Dataset items:
====================

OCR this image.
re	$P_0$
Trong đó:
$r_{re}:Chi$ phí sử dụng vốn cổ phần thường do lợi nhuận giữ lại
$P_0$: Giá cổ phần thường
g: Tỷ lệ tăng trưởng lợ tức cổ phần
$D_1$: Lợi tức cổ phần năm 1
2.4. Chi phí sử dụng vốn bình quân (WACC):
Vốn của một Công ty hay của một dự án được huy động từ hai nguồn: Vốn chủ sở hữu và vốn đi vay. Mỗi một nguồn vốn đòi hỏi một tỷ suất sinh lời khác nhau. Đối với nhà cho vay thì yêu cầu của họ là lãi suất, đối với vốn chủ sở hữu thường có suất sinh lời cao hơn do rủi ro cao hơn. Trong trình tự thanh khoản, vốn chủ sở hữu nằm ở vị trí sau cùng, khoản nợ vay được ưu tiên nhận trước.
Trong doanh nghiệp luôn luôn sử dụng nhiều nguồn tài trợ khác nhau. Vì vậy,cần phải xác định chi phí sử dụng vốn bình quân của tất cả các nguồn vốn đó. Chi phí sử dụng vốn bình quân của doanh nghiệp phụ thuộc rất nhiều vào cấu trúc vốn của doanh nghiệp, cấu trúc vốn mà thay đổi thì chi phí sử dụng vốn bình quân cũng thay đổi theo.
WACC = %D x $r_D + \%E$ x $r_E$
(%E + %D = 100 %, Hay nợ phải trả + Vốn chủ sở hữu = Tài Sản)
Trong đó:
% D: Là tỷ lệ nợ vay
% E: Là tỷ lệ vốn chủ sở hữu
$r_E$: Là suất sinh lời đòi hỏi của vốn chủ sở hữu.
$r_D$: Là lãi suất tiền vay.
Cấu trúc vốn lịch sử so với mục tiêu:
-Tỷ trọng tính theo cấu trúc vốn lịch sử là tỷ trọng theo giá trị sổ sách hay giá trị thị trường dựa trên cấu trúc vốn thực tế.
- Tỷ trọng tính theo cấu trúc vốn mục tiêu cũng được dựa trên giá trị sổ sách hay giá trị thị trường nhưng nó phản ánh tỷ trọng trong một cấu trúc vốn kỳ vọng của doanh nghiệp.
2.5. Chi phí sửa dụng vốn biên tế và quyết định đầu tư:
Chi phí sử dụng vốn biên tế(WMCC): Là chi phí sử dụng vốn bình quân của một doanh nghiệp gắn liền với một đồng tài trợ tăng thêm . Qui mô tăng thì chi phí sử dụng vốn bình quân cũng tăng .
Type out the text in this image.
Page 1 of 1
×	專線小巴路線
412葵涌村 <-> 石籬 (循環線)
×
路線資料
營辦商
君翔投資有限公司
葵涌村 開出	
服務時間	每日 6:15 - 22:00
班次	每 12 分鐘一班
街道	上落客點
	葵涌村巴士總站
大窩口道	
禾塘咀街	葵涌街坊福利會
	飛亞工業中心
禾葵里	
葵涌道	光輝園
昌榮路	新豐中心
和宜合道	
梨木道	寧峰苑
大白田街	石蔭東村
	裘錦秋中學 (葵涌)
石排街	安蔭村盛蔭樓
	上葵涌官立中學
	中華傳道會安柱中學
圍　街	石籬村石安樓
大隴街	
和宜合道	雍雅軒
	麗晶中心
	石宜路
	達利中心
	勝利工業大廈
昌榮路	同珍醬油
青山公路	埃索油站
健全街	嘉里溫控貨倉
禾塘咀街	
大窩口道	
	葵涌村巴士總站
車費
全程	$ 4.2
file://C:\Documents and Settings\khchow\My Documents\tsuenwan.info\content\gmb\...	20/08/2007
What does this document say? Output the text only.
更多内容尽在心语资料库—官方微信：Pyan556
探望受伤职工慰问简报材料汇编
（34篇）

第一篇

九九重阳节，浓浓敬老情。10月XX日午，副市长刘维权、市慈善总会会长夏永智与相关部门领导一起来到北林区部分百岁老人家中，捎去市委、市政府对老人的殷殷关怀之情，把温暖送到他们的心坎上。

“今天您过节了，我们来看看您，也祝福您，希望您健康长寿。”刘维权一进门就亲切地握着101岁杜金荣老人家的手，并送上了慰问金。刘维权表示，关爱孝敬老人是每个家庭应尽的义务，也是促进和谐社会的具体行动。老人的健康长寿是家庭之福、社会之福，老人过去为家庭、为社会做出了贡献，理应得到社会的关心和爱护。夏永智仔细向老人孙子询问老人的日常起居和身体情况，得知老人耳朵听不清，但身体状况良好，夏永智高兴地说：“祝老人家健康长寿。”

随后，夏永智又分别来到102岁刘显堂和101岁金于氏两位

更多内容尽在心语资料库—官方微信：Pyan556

====================

Make a list of all lines in the data that contain "nhau".

● Final result:
Vốn của một Công ty hay của một dự án được huy động từ hai nguồn: Vốn chủ sở hữu và vốn đi vay. Mỗi một nguồn vốn đòi hỏi một tỷ suất sinh lời khác nhau. Đối với nhà cho vay thì yêu cầu của họ là lãi suất, đối với vốn chủ sở hữu thường có suất sinh lời cao hơn do rủi ro cao hơn. Trong trình tự thanh khoản, vốn chủ sở hữu nằm ở vị trí sau cùng, khoản nợ vay được ưu tiên nhận trước.
Trong doanh nghiệp luôn luôn sử dụng nhiều nguồn tài trợ khác nhau. Vì vậy,cần phải xác định chi phí sử dụng vốn bình quân của tất cả các nguồn vốn đó. Chi phí sử dụng vốn bình quân của doanh nghiệp phụ thuộc rất nhiều vào cấu trúc vốn của doanh nghiệp, cấu trúc vốn mà thay đổi thì chi phí sử dụng vốn bình quân cũng thay đổi theo.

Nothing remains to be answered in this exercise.